* Entries
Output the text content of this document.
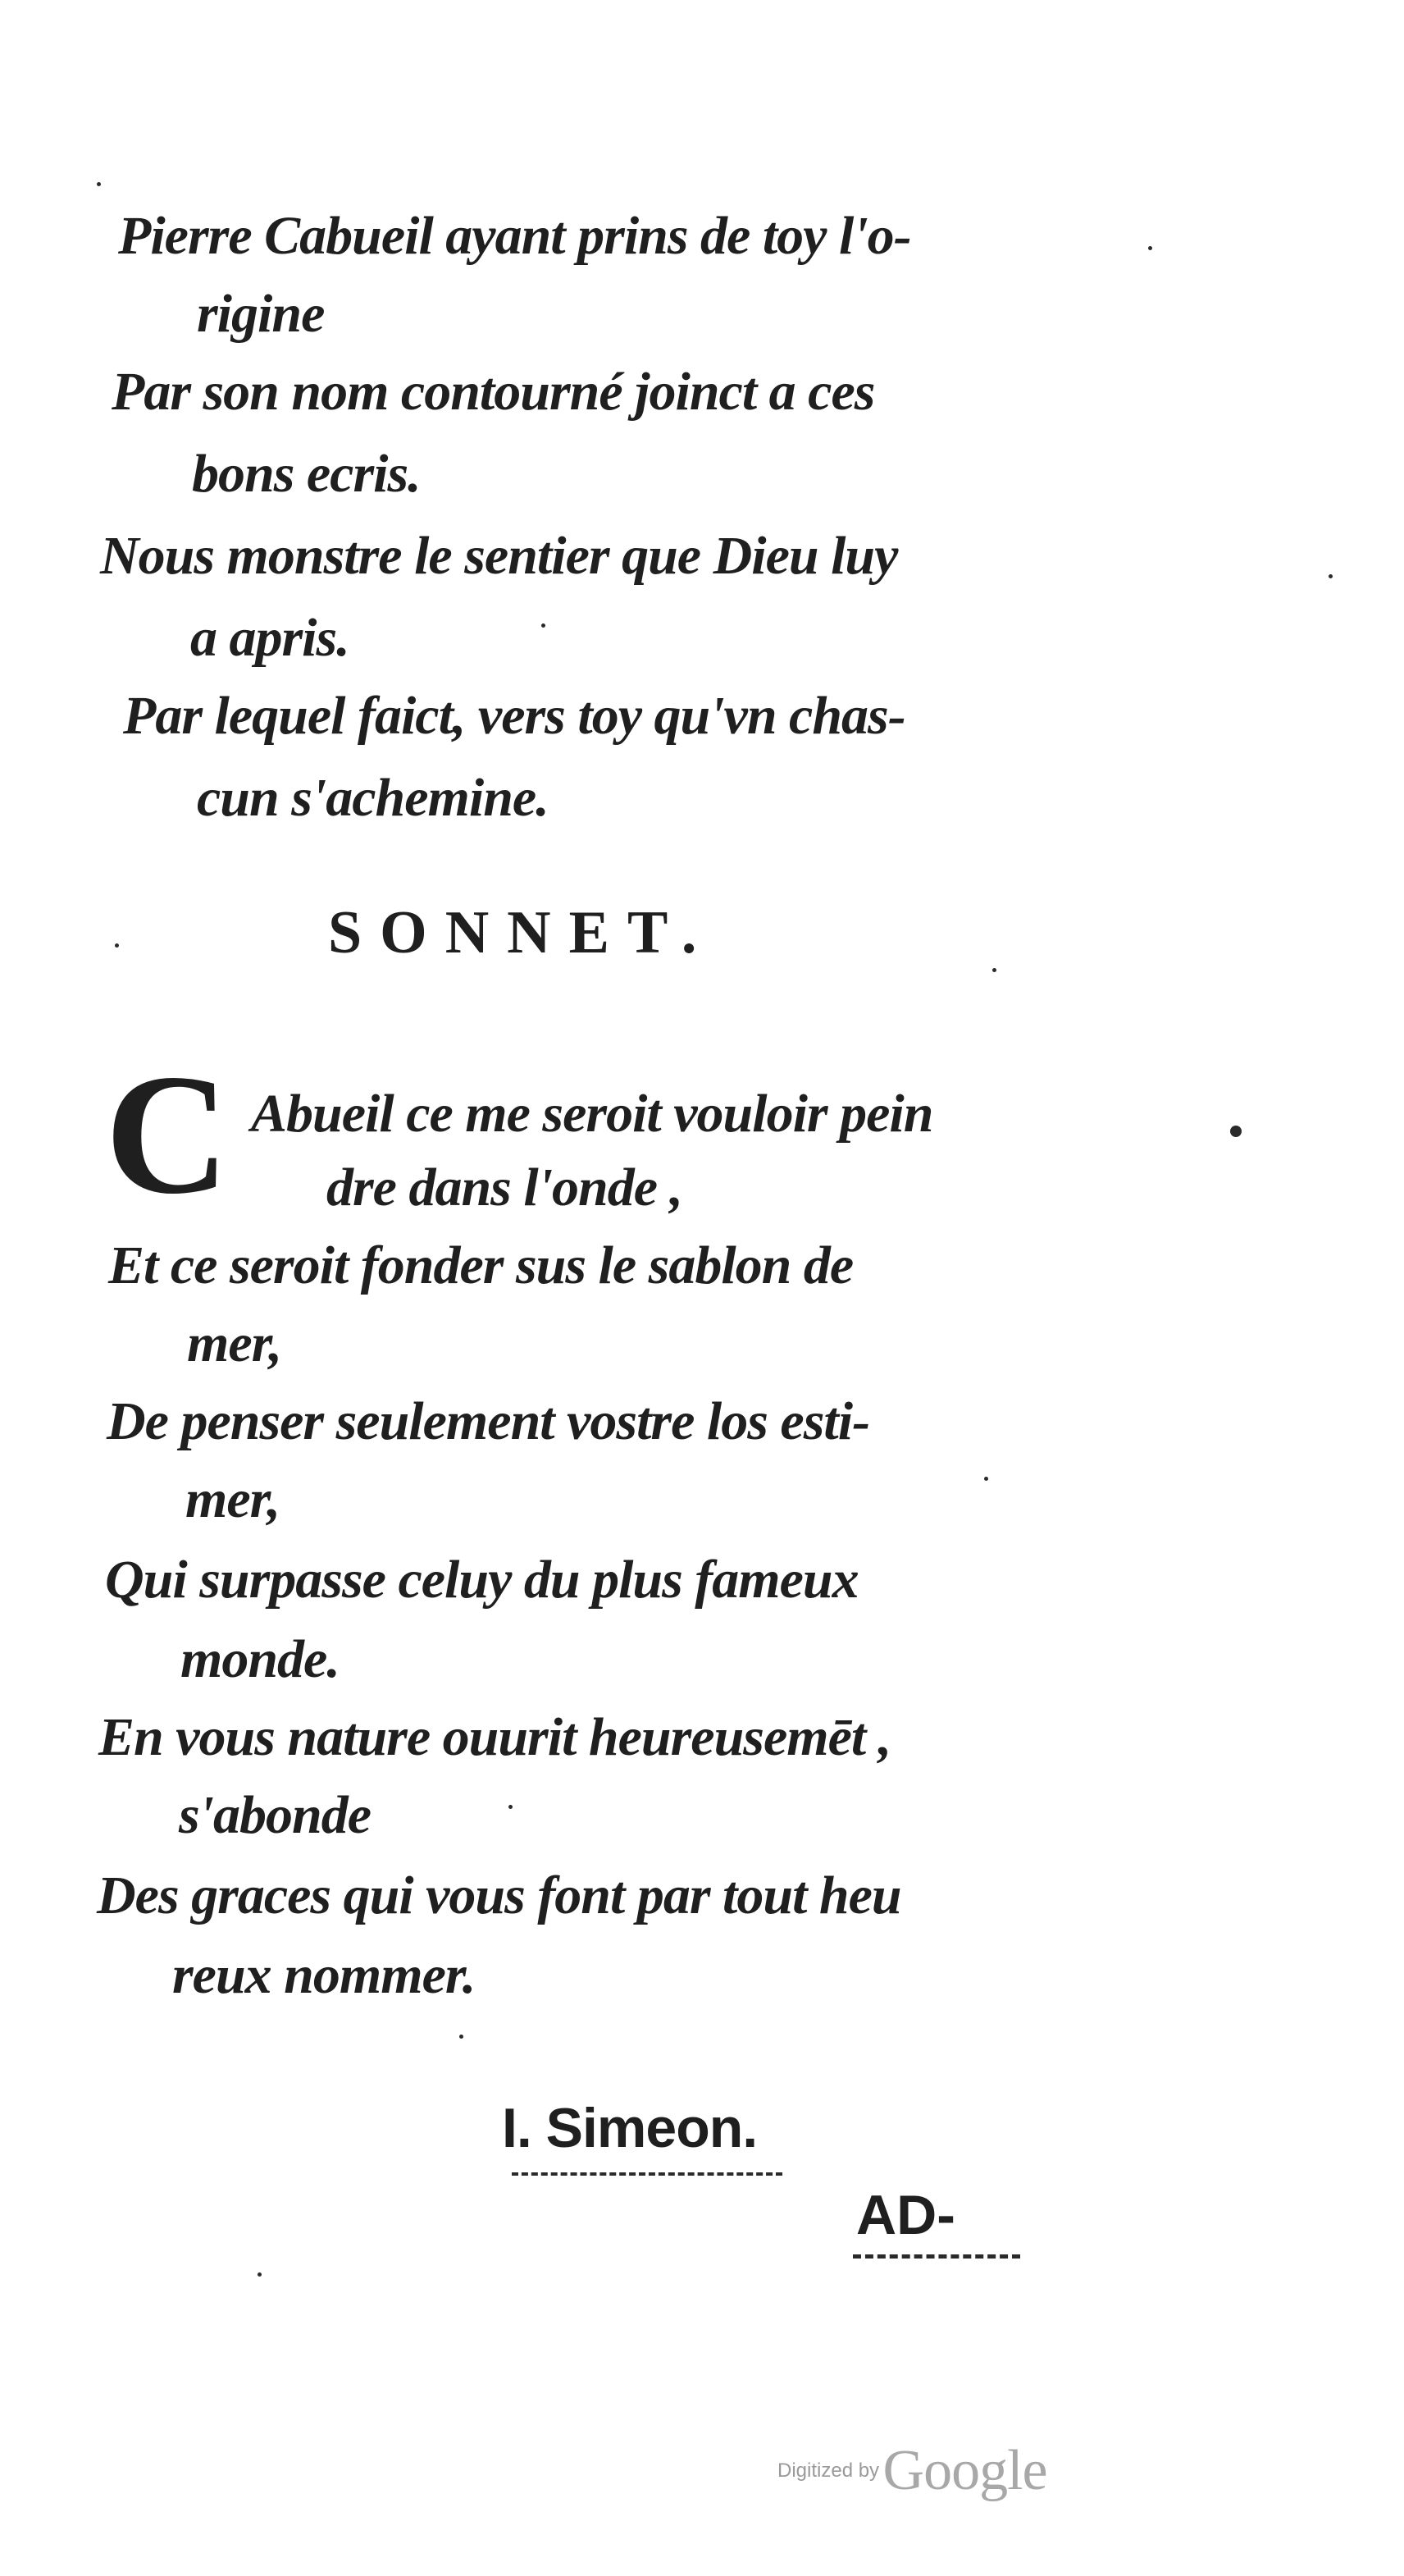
Pierre Cabueil ayant prins de toy l'o-
rigine
Par son nom contourné joinct a ces
bons ecris.
Nous monstre le sentier que Dieu luy
a apris.
Par lequel faict, vers toy qu'vn chas-
cun s'achemine.
SONNET.
C Abueil ce me seroit vouloir pein
dre dans l'onde ,
Et ce seroit fonder sus le sablon de
mer,
De penser seulement vostre los esti-
mer,
Qui surpasse celuy du plus fameux
monde.
En vous nature ouurit heureusemēt ,
s'abonde
Des graces qui vous font par tout heu
reux nommer.
I. Simeon.
AD-
Digitized by Google
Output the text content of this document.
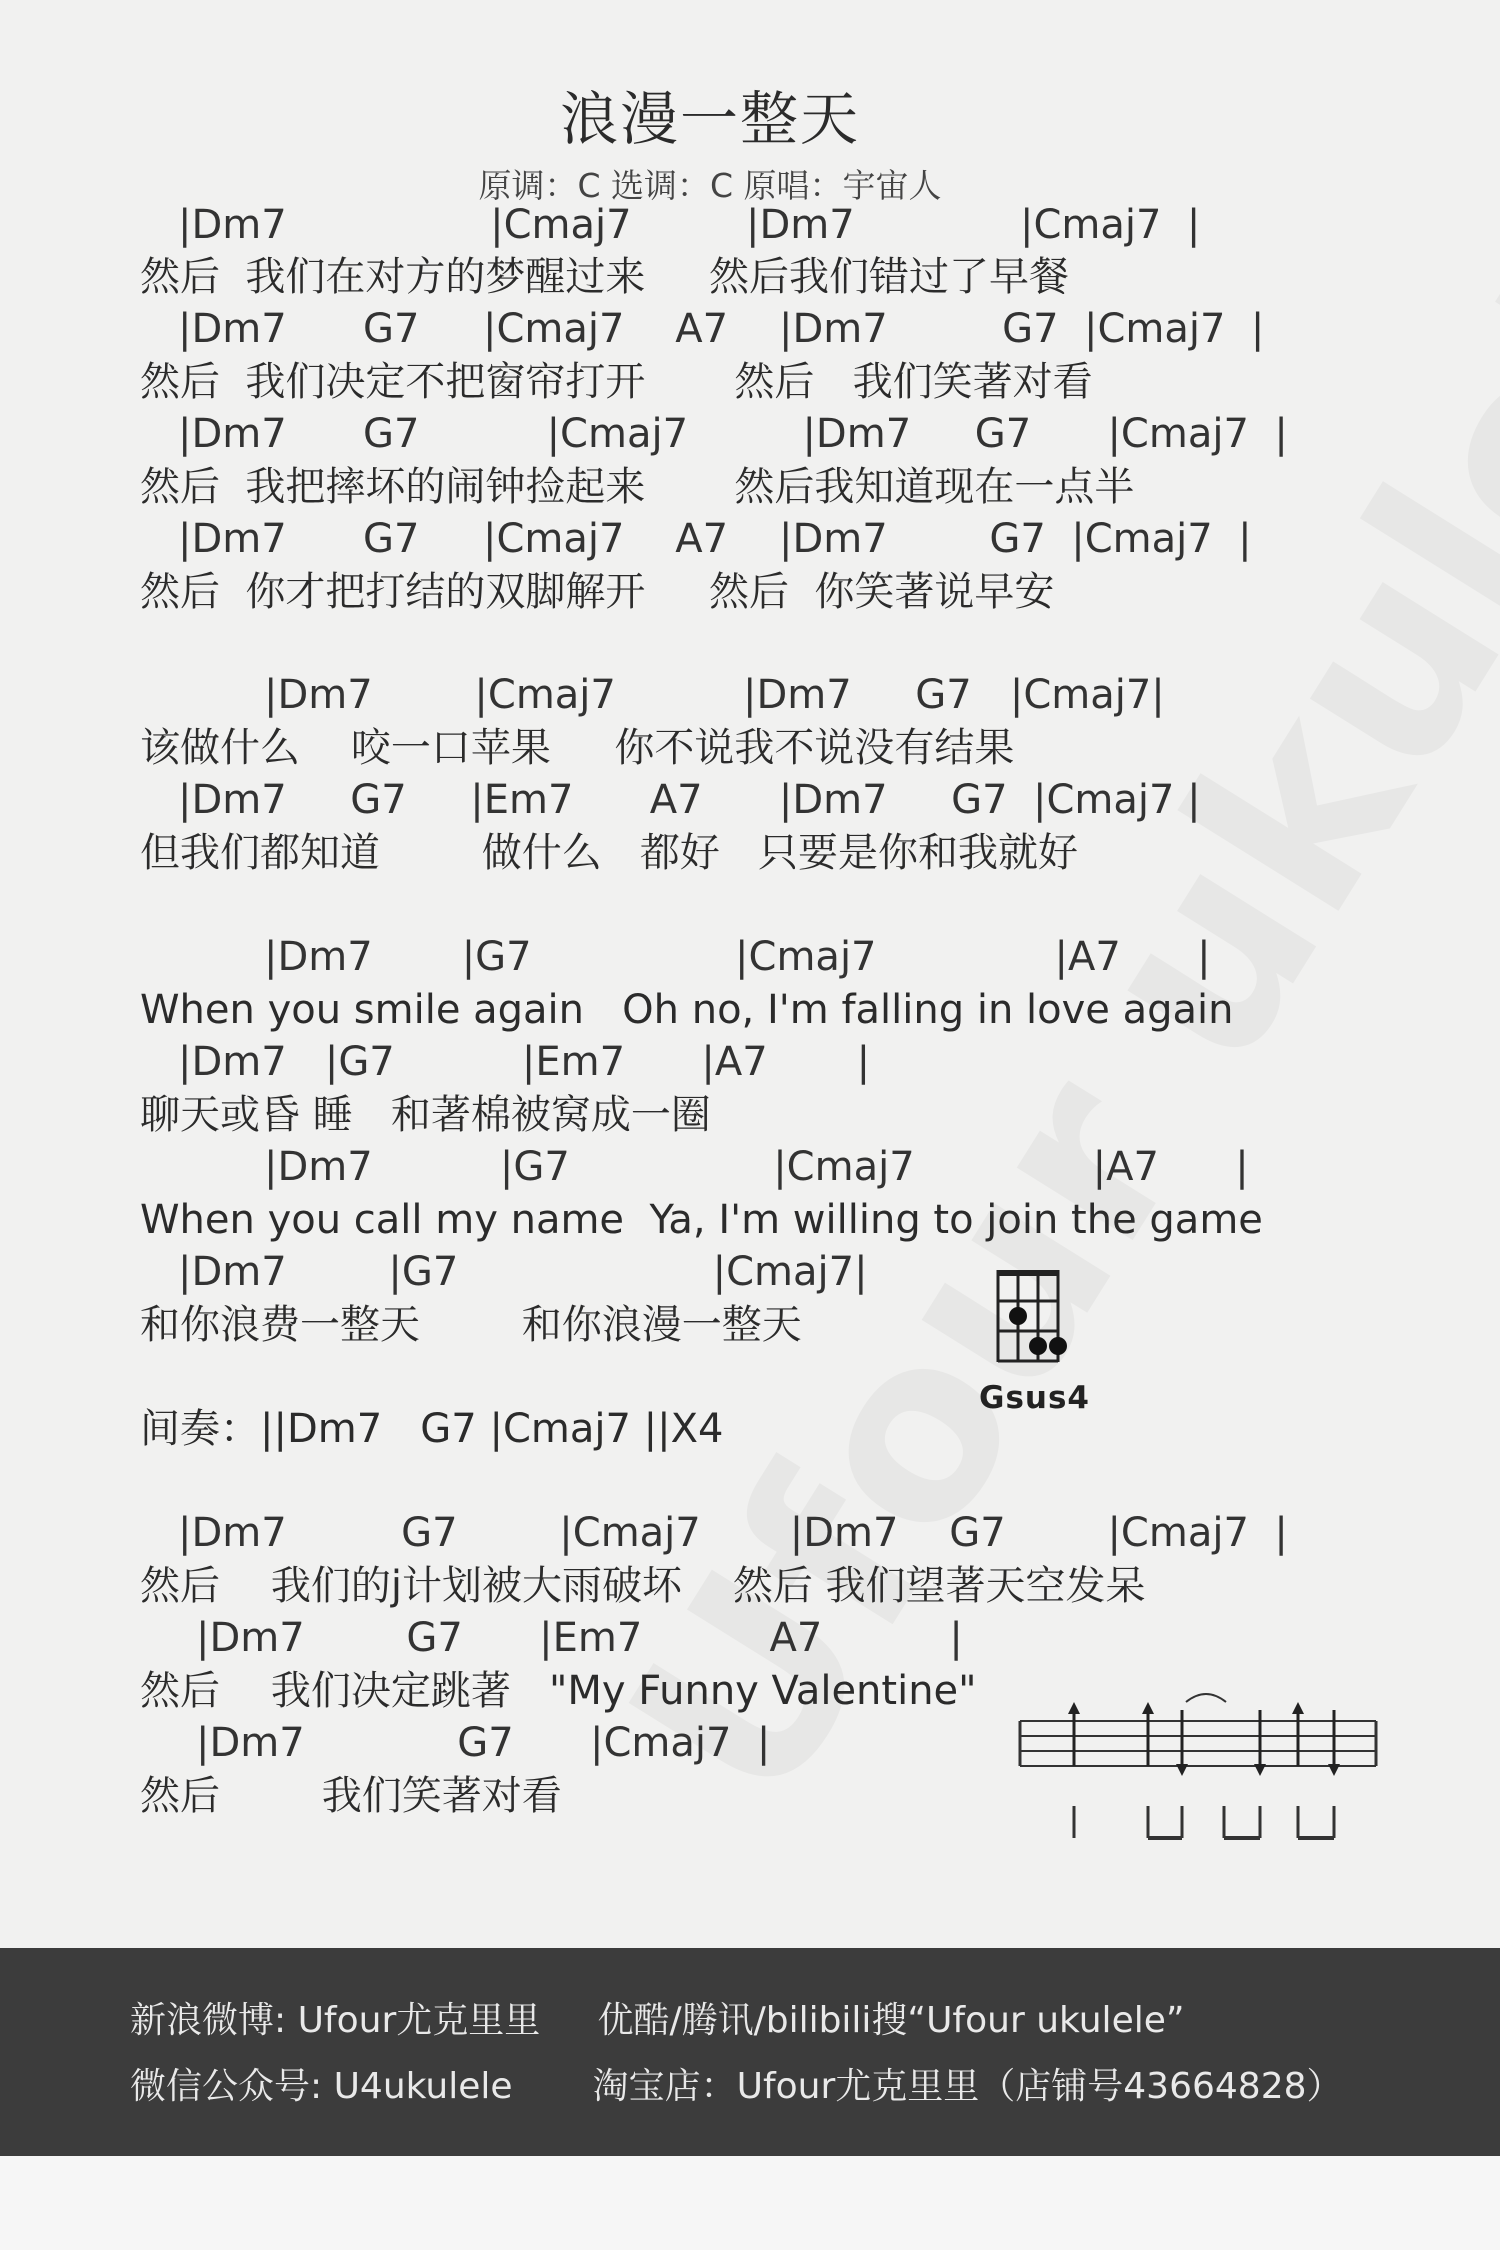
浪漫一整天
原调：C 选调：C 原唱：宇宙人
|Dm7                |Cmaj7         |Dm7             |Cmaj7  |
然后  我们在对方的梦醒过来     然后我们错过了早餐
|Dm7      G7     |Cmaj7    A7    |Dm7         G7  |Cmaj7  |
然后  我们决定不把窗帘打开       然后   我们笑著对看
|Dm7      G7          |Cmaj7         |Dm7     G7      |Cmaj7  |
然后  我把摔坏的闹钟捡起来       然后我知道现在一点半
|Dm7      G7     |Cmaj7    A7    |Dm7        G7  |Cmaj7  |
然后  你才把打结的双脚解开     然后  你笑著说早安
|Dm7        |Cmaj7          |Dm7     G7   |Cmaj7|
该做什么    咬一口苹果     你不说我不说没有结果
|Dm7     G7     |Em7      A7      |Dm7     G7  |Cmaj7 |
但我们都知道        做什么   都好   只要是你和我就好
|Dm7       |G7                |Cmaj7              |A7      |
When you smile again   Oh no, I'm falling in love again
|Dm7   |G7          |Em7      |A7       |
聊天或昏 睡   和著棉被窝成一圈
|Dm7          |G7                |Cmaj7              |A7      |
When you call my name  Ya, I'm willing to join the game
|Dm7        |G7                    |Cmaj7|
和你浪费一整天        和你浪漫一整天
间奏：||Dm7   G7 |Cmaj7 ||X4
|Dm7         G7        |Cmaj7       |Dm7    G7        |Cmaj7  |
然后    我们的j计划被大雨破坏    然后 我们望著天空发呆
|Dm7        G7      |Em7          A7          |
然后    我们决定跳著   "My Funny Valentine"
|Dm7            G7      |Cmaj7  |
然后        我们笑著对看
Gsus4
新浪微博: Ufour尤克里里     优酷/腾讯/bilibili搜“Ufour ukulele”
微信公众号: U4ukulele       淘宝店：Ufour尤克里里（店铺号43664828）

* What the task requires
Extract all the entries word for word; omit any pictures.

* Response to this exercise
Output the text content of this document.
Pierre Cabueil ayant prins de toy l'o-
rigine
Par son nom contourné joinct a ces
bons ecris.
Nous monstre le sentier que Dieu luy
a apris.
Par lequel faict, vers toy qu'vn chas-
cun s'achemine.
SONNET.
C Abueil ce me seroit vouloir pein
dre dans l'onde ,
Et ce seroit fonder sus le sablon de
mer,
De penser seulement vostre los esti-
mer,
Qui surpasse celuy du plus fameux
monde.
En vous nature ouurit heureusemēt ,
s'abonde
Des graces qui vous font par tout heu
reux nommer.
I. Simeon.
AD-
Digitized by Google
Output the text content of this document.
浪漫一整天
原调：C 选调：C 原唱：宇宙人
|Dm7                |Cmaj7         |Dm7             |Cmaj7  |
然后  我们在对方的梦醒过来     然后我们错过了早餐
|Dm7      G7     |Cmaj7    A7    |Dm7         G7  |Cmaj7  |
然后  我们决定不把窗帘打开       然后   我们笑著对看
|Dm7      G7          |Cmaj7         |Dm7     G7      |Cmaj7  |
然后  我把摔坏的闹钟捡起来       然后我知道现在一点半
|Dm7      G7     |Cmaj7    A7    |Dm7        G7  |Cmaj7  |
然后  你才把打结的双脚解开     然后  你笑著说早安
|Dm7        |Cmaj7          |Dm7     G7   |Cmaj7|
该做什么    咬一口苹果     你不说我不说没有结果
|Dm7     G7     |Em7      A7      |Dm7     G7  |Cmaj7 |
但我们都知道        做什么   都好   只要是你和我就好
|Dm7       |G7                |Cmaj7              |A7      |
When you smile again   Oh no, I'm falling in love again
|Dm7   |G7          |Em7      |A7       |
聊天或昏 睡   和著棉被窝成一圈
|Dm7          |G7                |Cmaj7              |A7      |
When you call my name  Ya, I'm willing to join the game
|Dm7        |G7                    |Cmaj7|
和你浪费一整天        和你浪漫一整天
间奏：||Dm7   G7 |Cmaj7 ||X4
|Dm7         G7        |Cmaj7       |Dm7    G7        |Cmaj7  |
然后    我们的j计划被大雨破坏    然后 我们望著天空发呆
|Dm7        G7      |Em7          A7          |
然后    我们决定跳著   "My Funny Valentine"
|Dm7            G7      |Cmaj7  |
然后        我们笑著对看
Gsus4
新浪微博: Ufour尤克里里     优酷/腾讯/bilibili搜“Ufour ukulele”
微信公众号: U4ukulele       淘宝店：Ufour尤克里里（店铺号43664828）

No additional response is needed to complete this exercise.